What you are asked to do:
Each record below is to be reproduced without any change.

Extracted records
------------------------------------------------------------------------
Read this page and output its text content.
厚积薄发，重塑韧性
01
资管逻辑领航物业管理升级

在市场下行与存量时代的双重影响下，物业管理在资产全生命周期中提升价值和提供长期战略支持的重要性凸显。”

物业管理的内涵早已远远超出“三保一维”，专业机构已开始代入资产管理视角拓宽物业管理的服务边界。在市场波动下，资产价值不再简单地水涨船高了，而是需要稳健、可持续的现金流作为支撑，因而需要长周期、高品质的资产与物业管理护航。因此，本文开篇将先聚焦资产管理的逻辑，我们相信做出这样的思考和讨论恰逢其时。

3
------------------------------------------------------------------------
Solution to this exercise:
Read this page and output its text content.
厚积薄发，重塑韧性
01
资管逻辑领航物业管理升级

在市场下行与存量时代的双重影响下，物业管理在资产全生命周期中提升价值和提供长期战略支持的重要性凸显。”

物业管理的内涵早已远远超出“三保一维”，专业机构已开始代入资产管理视角拓宽物业管理的服务边界。在市场波动下，资产价值不再简单地水涨船高了，而是需要稳健、可持续的现金流作为支撑，因而需要长周期、高品质的资产与物业管理护航。因此，本文开篇将先聚焦资产管理的逻辑，我们相信做出这样的思考和讨论恰逢其时。

3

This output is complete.